## Your instructions:
Work through the data and report how many lines include the string "title", giving the number alone.
.....
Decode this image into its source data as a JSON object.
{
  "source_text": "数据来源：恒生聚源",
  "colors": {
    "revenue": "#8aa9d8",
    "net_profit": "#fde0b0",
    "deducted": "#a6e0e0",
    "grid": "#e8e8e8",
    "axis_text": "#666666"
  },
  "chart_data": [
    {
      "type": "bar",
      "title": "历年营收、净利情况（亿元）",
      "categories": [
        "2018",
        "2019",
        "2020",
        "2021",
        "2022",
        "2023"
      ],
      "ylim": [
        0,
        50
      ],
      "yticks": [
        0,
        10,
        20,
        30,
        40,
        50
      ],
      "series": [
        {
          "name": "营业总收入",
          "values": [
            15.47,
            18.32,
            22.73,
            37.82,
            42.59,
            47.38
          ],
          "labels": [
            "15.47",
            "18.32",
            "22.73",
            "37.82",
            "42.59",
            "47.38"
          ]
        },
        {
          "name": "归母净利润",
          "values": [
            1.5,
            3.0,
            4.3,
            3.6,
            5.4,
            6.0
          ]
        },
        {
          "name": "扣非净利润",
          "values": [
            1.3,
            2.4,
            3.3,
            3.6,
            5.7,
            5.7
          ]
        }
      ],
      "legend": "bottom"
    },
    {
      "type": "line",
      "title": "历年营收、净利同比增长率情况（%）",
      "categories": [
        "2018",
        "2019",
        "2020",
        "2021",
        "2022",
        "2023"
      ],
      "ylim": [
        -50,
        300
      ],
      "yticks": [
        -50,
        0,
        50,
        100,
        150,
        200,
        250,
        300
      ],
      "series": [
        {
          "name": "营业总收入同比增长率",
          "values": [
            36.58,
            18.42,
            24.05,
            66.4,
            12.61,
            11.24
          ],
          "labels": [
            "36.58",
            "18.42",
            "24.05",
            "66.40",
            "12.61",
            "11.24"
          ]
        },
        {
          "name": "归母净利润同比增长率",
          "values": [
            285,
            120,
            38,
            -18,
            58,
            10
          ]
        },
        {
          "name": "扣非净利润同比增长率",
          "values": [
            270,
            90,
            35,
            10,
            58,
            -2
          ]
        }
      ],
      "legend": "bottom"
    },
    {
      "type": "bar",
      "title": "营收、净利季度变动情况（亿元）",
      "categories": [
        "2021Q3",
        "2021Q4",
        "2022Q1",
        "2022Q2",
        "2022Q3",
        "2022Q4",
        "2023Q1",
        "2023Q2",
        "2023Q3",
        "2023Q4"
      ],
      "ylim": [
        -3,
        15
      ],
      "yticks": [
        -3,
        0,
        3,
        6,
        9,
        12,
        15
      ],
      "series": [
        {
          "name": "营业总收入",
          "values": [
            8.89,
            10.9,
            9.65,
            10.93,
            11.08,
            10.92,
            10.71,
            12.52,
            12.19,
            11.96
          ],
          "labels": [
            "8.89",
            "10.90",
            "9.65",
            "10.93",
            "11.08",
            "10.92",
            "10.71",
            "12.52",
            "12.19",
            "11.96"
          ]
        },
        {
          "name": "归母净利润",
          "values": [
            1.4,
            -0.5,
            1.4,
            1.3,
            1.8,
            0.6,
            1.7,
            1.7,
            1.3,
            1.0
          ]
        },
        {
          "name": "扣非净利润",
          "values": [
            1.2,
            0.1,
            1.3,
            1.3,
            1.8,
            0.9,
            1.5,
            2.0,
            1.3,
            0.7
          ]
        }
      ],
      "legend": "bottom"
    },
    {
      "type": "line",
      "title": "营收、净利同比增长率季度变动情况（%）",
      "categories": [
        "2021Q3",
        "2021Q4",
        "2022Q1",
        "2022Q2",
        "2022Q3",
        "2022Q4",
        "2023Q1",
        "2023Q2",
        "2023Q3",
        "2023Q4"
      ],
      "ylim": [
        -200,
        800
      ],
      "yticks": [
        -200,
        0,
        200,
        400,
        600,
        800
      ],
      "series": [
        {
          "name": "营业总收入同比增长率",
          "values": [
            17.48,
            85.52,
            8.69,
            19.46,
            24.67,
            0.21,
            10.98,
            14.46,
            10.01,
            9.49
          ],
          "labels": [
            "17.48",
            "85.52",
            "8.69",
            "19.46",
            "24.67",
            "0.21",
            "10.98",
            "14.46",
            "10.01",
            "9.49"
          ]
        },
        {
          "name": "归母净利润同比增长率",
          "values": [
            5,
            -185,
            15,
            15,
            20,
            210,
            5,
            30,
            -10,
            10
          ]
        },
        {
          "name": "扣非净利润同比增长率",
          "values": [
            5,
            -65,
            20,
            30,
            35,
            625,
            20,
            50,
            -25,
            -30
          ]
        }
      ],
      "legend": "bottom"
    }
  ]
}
.....
## Output for this exercise:
4